(begin)
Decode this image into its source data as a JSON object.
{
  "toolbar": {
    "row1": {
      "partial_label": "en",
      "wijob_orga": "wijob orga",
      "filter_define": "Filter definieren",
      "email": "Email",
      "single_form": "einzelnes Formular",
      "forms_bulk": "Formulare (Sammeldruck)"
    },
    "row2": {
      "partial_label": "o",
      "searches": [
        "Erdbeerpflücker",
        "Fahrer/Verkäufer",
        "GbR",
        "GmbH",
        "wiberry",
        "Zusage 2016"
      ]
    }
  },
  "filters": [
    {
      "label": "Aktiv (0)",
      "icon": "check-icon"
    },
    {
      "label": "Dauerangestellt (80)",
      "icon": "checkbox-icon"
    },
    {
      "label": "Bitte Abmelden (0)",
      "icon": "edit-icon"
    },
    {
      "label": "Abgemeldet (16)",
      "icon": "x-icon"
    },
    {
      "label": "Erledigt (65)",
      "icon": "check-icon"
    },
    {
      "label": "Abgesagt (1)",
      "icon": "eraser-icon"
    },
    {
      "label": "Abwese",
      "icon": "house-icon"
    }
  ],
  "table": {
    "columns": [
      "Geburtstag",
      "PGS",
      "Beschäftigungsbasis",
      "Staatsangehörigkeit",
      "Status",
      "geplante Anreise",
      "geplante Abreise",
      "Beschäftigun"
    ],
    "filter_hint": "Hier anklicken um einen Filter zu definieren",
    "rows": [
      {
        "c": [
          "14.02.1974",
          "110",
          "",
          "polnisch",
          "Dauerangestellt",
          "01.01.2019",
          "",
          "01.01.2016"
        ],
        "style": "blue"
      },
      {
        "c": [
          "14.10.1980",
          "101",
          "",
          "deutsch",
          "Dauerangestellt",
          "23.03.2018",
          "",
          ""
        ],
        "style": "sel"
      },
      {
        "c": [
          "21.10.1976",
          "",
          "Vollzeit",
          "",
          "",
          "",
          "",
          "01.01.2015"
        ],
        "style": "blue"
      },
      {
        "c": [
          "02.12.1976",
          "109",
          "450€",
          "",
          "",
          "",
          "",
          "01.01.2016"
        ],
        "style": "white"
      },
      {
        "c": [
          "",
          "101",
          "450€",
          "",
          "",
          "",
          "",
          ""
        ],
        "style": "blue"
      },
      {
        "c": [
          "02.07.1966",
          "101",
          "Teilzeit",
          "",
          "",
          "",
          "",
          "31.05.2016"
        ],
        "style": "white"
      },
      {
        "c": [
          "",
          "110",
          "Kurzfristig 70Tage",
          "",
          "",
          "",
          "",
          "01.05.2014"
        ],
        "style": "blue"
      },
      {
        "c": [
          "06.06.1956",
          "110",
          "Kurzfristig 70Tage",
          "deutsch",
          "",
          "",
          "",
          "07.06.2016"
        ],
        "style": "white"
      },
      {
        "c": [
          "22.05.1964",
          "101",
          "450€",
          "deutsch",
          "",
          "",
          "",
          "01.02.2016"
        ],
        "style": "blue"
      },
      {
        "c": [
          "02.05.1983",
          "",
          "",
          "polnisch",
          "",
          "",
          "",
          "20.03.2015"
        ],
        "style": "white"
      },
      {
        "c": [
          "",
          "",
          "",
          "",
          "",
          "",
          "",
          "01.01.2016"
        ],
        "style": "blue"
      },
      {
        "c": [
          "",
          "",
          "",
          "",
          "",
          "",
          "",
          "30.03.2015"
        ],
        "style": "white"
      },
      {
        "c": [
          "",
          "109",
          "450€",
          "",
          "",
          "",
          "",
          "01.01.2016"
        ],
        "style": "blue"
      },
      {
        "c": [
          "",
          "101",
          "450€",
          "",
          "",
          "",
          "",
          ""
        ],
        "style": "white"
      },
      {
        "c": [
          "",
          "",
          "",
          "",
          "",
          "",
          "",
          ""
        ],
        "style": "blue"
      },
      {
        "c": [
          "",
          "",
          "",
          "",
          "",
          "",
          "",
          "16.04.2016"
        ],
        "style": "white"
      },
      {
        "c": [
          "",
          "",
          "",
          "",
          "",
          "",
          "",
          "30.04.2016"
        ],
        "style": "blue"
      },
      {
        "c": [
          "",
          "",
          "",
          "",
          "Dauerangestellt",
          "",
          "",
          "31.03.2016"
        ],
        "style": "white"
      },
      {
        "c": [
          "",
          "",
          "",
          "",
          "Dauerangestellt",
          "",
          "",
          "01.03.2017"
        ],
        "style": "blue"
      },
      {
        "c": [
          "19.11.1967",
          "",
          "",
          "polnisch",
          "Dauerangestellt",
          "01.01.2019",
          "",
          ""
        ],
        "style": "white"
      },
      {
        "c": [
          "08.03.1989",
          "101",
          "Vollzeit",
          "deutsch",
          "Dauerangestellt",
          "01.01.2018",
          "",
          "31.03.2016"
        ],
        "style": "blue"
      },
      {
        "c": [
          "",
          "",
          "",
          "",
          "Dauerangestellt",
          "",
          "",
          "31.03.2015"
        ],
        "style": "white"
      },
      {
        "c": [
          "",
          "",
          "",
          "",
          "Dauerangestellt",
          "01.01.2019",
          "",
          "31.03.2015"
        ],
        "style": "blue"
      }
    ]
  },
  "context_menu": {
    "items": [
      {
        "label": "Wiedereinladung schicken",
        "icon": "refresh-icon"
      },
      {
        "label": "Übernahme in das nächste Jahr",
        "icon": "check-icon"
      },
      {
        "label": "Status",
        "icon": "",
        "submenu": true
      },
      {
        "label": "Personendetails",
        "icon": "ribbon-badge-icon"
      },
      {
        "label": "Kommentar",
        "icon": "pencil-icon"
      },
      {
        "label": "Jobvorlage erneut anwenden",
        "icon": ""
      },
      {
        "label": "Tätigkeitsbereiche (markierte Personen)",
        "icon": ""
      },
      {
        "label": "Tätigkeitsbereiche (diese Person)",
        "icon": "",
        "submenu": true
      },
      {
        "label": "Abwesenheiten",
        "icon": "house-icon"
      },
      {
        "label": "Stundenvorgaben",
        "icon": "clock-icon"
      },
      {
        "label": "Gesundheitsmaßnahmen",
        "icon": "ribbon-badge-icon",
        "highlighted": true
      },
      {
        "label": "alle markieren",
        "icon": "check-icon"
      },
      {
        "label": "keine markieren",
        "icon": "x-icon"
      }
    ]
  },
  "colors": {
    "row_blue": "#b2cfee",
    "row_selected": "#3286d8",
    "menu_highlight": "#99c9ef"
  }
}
(end)
(begin)
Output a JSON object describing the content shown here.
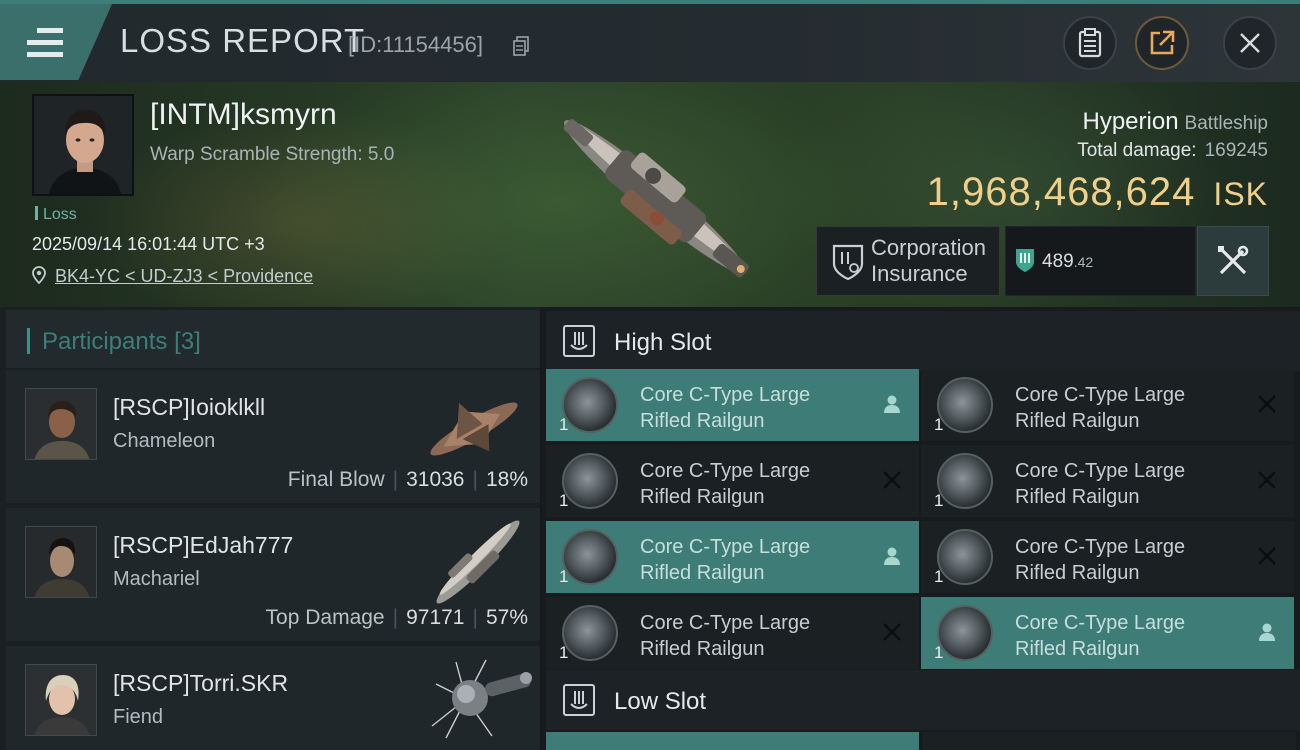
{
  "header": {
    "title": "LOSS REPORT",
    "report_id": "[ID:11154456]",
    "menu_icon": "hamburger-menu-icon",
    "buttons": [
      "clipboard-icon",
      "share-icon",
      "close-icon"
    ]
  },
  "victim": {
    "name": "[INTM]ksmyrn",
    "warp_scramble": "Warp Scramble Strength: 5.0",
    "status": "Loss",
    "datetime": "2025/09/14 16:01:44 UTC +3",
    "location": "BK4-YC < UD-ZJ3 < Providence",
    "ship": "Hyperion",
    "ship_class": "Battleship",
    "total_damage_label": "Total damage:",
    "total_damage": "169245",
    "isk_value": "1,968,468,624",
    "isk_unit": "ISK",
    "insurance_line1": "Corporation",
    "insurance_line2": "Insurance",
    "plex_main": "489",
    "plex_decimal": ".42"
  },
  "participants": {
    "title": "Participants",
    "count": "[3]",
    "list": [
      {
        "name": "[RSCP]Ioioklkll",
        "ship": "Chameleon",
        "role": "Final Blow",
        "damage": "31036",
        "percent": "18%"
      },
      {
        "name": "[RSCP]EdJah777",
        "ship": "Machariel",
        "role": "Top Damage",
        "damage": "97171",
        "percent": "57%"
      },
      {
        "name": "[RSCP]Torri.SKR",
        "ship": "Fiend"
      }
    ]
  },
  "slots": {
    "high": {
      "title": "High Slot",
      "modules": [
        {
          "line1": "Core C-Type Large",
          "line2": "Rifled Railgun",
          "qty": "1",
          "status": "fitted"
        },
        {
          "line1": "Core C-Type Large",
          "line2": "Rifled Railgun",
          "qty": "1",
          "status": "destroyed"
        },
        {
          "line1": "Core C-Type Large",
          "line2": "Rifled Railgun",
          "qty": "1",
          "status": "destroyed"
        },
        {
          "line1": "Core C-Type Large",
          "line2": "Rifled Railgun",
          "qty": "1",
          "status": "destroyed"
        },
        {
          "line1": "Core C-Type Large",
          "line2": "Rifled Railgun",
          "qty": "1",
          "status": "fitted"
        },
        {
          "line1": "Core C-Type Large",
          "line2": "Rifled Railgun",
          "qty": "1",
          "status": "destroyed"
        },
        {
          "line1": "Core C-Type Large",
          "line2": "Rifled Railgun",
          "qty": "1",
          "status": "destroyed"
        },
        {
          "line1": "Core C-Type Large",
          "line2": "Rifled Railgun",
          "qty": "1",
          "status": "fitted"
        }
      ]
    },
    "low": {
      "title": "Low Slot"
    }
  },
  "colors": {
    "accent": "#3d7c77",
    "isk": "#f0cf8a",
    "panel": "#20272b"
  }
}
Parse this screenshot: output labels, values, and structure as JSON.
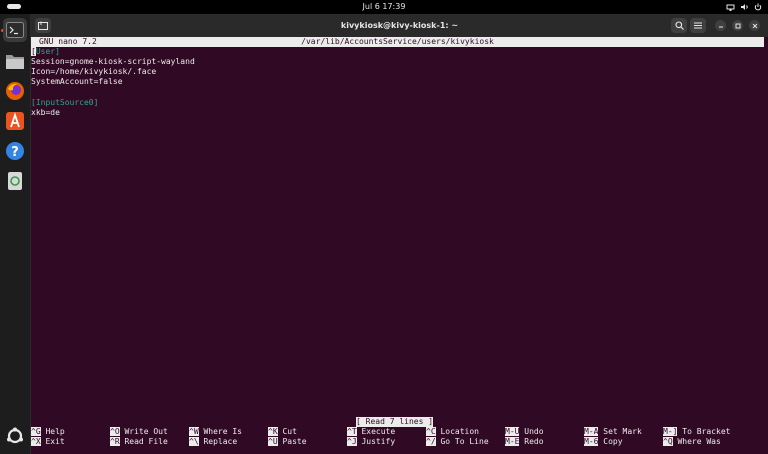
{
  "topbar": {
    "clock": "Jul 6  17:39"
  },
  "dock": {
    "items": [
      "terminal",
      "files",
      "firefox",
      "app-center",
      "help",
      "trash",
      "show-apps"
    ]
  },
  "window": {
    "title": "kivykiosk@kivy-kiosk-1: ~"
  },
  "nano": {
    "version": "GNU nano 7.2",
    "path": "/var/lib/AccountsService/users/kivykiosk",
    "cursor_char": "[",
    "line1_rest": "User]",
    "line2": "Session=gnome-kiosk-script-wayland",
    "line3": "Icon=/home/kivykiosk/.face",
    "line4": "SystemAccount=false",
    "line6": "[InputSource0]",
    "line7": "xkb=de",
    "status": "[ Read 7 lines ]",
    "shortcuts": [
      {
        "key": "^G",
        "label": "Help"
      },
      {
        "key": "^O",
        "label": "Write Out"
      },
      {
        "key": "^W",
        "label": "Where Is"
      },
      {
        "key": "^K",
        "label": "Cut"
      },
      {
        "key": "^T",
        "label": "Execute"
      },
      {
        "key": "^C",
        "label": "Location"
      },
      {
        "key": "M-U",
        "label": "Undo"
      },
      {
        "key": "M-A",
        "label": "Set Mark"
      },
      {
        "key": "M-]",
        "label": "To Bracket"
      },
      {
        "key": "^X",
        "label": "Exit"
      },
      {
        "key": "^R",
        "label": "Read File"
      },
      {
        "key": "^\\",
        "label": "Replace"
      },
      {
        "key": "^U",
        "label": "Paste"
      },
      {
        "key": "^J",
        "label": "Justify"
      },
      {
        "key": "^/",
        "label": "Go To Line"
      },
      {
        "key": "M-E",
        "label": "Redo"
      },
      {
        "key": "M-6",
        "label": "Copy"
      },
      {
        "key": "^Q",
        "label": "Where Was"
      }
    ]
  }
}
(end)
» What you have to do
Where a line of the records above holds the word "markieren", copy that line.

» Answer below
        "label": "alle markieren",
        "label": "keine markieren",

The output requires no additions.